● WRITTEN INSTRUCTION
Print the data exactly as it is given, please.

● DATASET

——————

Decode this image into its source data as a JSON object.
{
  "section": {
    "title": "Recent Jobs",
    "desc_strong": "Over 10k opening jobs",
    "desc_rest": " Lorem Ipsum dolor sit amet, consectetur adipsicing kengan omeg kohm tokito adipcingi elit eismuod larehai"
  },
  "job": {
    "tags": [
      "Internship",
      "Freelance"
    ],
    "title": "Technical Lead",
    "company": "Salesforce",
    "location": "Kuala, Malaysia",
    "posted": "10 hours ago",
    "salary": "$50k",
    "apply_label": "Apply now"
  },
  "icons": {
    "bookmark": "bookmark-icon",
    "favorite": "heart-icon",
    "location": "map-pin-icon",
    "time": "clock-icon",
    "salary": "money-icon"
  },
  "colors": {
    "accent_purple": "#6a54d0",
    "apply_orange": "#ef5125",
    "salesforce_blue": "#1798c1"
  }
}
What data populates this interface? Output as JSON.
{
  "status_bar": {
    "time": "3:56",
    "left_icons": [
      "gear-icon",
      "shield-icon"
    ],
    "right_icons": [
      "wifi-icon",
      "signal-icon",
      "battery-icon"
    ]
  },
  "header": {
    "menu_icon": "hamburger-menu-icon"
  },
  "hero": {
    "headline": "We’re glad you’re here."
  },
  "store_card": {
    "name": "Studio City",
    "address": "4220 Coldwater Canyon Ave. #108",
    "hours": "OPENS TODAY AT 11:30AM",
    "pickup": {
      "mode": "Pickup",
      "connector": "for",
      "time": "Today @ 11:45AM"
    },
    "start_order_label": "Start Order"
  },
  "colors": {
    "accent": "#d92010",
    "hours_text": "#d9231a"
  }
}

——————

● CORRECT RESULT
Decode this image into its source data as a JSON object.
{
  "section": {
    "title": "Recent Jobs",
    "desc_strong": "Over 10k opening jobs",
    "desc_rest": " Lorem Ipsum dolor sit amet, consectetur adipsicing kengan omeg kohm tokito adipcingi elit eismuod larehai"
  },
  "job": {
    "tags": [
      "Internship",
      "Freelance"
    ],
    "title": "Technical Lead",
    "company": "Salesforce",
    "location": "Kuala, Malaysia",
    "posted": "10 hours ago",
    "salary": "$50k",
    "apply_label": "Apply now"
  },
  "icons": {
    "bookmark": "bookmark-icon",
    "favorite": "heart-icon",
    "location": "map-pin-icon",
    "time": "clock-icon",
    "salary": "money-icon"
  },
  "colors": {
    "accent_purple": "#6a54d0",
    "apply_orange": "#ef5125",
    "salesforce_blue": "#1798c1"
  }
}
What data populates this interface? Output as JSON.
{
  "status_bar": {
    "time": "3:56",
    "left_icons": [
      "gear-icon",
      "shield-icon"
    ],
    "right_icons": [
      "wifi-icon",
      "signal-icon",
      "battery-icon"
    ]
  },
  "header": {
    "menu_icon": "hamburger-menu-icon"
  },
  "hero": {
    "headline": "We’re glad you’re here."
  },
  "store_card": {
    "name": "Studio City",
    "address": "4220 Coldwater Canyon Ave. #108",
    "hours": "OPENS TODAY AT 11:30AM",
    "pickup": {
      "mode": "Pickup",
      "connector": "for",
      "time": "Today @ 11:45AM"
    },
    "start_order_label": "Start Order"
  },
  "colors": {
    "accent": "#d92010",
    "hours_text": "#d9231a"
  }
}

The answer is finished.